* **TASK INSTRUCTIONS**: What is the number of lines containing the string "heading"? Answer with the number only.

* **DATA SHOWN**:
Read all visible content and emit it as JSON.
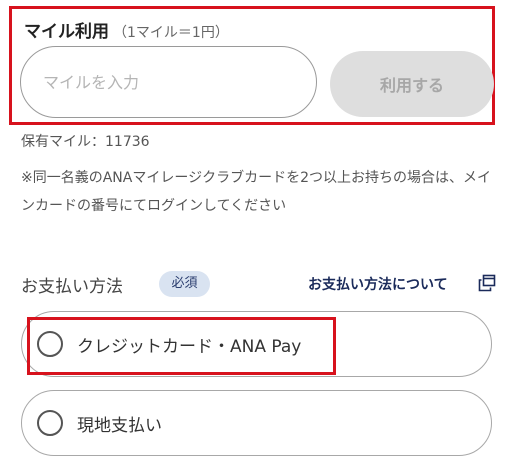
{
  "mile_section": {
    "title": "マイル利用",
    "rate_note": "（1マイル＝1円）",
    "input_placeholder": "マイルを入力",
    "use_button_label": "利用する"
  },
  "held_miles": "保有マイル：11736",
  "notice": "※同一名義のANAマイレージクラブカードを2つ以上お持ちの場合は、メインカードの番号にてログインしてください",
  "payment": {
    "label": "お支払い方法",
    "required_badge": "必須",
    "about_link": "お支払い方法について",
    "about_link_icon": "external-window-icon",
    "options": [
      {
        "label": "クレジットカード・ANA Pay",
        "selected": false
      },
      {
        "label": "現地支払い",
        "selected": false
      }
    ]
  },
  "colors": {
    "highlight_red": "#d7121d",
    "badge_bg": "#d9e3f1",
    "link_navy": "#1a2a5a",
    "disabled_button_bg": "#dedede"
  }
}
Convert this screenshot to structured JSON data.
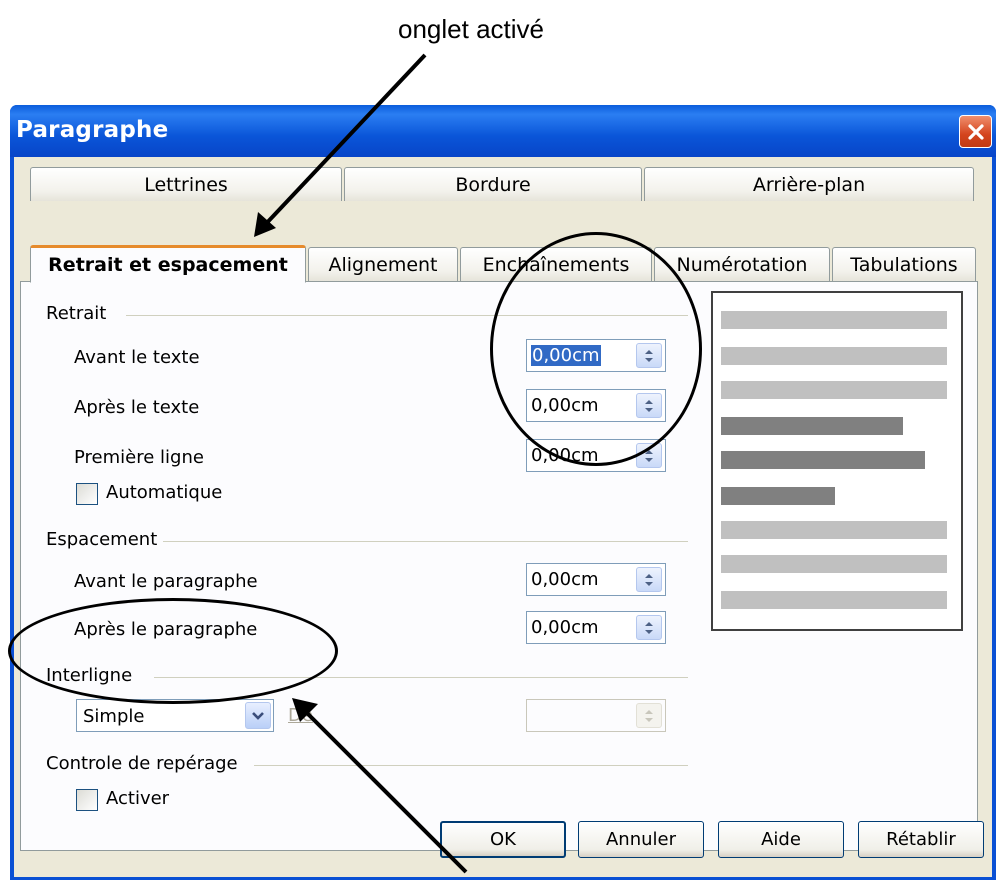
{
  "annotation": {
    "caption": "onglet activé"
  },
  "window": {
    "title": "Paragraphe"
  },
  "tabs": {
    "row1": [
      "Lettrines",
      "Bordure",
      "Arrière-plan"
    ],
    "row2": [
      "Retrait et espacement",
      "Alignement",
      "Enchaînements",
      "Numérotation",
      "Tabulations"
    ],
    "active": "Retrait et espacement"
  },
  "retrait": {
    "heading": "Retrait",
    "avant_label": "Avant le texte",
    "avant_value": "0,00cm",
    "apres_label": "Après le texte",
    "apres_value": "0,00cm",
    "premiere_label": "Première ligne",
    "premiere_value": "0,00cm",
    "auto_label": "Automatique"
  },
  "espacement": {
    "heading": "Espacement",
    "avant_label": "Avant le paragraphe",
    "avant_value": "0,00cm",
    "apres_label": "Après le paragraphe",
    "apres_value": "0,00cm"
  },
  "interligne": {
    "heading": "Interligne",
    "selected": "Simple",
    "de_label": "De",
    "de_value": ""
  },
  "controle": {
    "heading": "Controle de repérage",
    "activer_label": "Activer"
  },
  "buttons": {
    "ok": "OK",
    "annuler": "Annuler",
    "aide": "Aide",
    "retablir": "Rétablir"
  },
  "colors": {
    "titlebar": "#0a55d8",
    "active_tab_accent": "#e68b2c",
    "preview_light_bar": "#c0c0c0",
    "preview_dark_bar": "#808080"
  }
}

* **RESULT OF THIS EXERCISE**: 4